* DATASET EXCERPTS:
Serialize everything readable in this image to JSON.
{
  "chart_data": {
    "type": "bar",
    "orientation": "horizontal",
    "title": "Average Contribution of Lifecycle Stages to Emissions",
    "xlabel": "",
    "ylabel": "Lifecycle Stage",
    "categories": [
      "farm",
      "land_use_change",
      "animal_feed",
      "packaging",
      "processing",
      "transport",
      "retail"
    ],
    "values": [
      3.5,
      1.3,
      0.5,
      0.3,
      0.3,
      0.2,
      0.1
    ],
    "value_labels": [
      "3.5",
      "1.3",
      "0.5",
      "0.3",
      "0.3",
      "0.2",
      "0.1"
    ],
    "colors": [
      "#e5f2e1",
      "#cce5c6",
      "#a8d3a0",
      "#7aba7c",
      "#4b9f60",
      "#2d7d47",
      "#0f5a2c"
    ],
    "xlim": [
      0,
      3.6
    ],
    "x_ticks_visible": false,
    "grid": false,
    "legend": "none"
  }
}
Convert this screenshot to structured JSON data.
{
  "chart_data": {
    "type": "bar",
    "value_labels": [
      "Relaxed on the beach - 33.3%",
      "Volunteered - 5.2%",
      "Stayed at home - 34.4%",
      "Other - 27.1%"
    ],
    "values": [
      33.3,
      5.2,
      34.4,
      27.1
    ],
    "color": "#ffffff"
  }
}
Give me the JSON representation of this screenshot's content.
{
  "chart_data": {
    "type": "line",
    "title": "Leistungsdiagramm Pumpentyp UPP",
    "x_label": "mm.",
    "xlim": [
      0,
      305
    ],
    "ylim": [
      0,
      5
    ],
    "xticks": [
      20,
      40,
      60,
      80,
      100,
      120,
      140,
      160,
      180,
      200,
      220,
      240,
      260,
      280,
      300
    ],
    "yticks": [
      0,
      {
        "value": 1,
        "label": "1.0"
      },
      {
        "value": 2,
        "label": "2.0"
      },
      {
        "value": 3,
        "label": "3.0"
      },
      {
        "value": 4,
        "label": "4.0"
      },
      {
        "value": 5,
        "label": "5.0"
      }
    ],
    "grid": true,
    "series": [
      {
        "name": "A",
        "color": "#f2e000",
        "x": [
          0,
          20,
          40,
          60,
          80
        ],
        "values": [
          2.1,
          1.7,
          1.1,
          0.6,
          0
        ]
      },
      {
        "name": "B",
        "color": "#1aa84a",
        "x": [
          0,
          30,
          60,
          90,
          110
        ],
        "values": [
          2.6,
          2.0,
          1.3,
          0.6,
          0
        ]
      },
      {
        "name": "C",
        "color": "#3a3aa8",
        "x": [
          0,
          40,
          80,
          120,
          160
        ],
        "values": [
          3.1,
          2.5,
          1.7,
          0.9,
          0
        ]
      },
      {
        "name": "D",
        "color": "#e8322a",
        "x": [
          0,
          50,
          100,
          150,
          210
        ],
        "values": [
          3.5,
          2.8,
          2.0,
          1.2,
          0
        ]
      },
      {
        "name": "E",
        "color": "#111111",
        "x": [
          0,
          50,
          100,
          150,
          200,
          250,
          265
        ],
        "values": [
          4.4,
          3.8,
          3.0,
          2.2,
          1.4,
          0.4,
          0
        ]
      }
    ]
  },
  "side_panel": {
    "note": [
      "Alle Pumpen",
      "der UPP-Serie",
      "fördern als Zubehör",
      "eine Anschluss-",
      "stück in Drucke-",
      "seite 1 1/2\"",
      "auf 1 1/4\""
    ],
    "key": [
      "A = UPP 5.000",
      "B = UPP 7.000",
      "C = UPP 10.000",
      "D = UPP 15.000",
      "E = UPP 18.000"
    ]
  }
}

* WHAT NEEDS TO BE DONE: Every line above should be printed again exactly as it stands.

* COMPLETE OUTPUT:
Serialize everything readable in this image to JSON.
{
  "chart_data": {
    "type": "bar",
    "orientation": "horizontal",
    "title": "Average Contribution of Lifecycle Stages to Emissions",
    "xlabel": "",
    "ylabel": "Lifecycle Stage",
    "categories": [
      "farm",
      "land_use_change",
      "animal_feed",
      "packaging",
      "processing",
      "transport",
      "retail"
    ],
    "values": [
      3.5,
      1.3,
      0.5,
      0.3,
      0.3,
      0.2,
      0.1
    ],
    "value_labels": [
      "3.5",
      "1.3",
      "0.5",
      "0.3",
      "0.3",
      "0.2",
      "0.1"
    ],
    "colors": [
      "#e5f2e1",
      "#cce5c6",
      "#a8d3a0",
      "#7aba7c",
      "#4b9f60",
      "#2d7d47",
      "#0f5a2c"
    ],
    "xlim": [
      0,
      3.6
    ],
    "x_ticks_visible": false,
    "grid": false,
    "legend": "none"
  }
}
Convert this screenshot to structured JSON data.
{
  "chart_data": {
    "type": "bar",
    "value_labels": [
      "Relaxed on the beach - 33.3%",
      "Volunteered - 5.2%",
      "Stayed at home - 34.4%",
      "Other - 27.1%"
    ],
    "values": [
      33.3,
      5.2,
      34.4,
      27.1
    ],
    "color": "#ffffff"
  }
}
Give me the JSON representation of this screenshot's content.
{
  "chart_data": {
    "type": "line",
    "title": "Leistungsdiagramm Pumpentyp UPP",
    "x_label": "mm.",
    "xlim": [
      0,
      305
    ],
    "ylim": [
      0,
      5
    ],
    "xticks": [
      20,
      40,
      60,
      80,
      100,
      120,
      140,
      160,
      180,
      200,
      220,
      240,
      260,
      280,
      300
    ],
    "yticks": [
      0,
      {
        "value": 1,
        "label": "1.0"
      },
      {
        "value": 2,
        "label": "2.0"
      },
      {
        "value": 3,
        "label": "3.0"
      },
      {
        "value": 4,
        "label": "4.0"
      },
      {
        "value": 5,
        "label": "5.0"
      }
    ],
    "grid": true,
    "series": [
      {
        "name": "A",
        "color": "#f2e000",
        "x": [
          0,
          20,
          40,
          60,
          80
        ],
        "values": [
          2.1,
          1.7,
          1.1,
          0.6,
          0
        ]
      },
      {
        "name": "B",
        "color": "#1aa84a",
        "x": [
          0,
          30,
          60,
          90,
          110
        ],
        "values": [
          2.6,
          2.0,
          1.3,
          0.6,
          0
        ]
      },
      {
        "name": "C",
        "color": "#3a3aa8",
        "x": [
          0,
          40,
          80,
          120,
          160
        ],
        "values": [
          3.1,
          2.5,
          1.7,
          0.9,
          0
        ]
      },
      {
        "name": "D",
        "color": "#e8322a",
        "x": [
          0,
          50,
          100,
          150,
          210
        ],
        "values": [
          3.5,
          2.8,
          2.0,
          1.2,
          0
        ]
      },
      {
        "name": "E",
        "color": "#111111",
        "x": [
          0,
          50,
          100,
          150,
          200,
          250,
          265
        ],
        "values": [
          4.4,
          3.8,
          3.0,
          2.2,
          1.4,
          0.4,
          0
        ]
      }
    ]
  },
  "side_panel": {
    "note": [
      "Alle Pumpen",
      "der UPP-Serie",
      "fördern als Zubehör",
      "eine Anschluss-",
      "stück in Drucke-",
      "seite 1 1/2\"",
      "auf 1 1/4\""
    ],
    "key": [
      "A = UPP 5.000",
      "B = UPP 7.000",
      "C = UPP 10.000",
      "D = UPP 15.000",
      "E = UPP 18.000"
    ]
  }
}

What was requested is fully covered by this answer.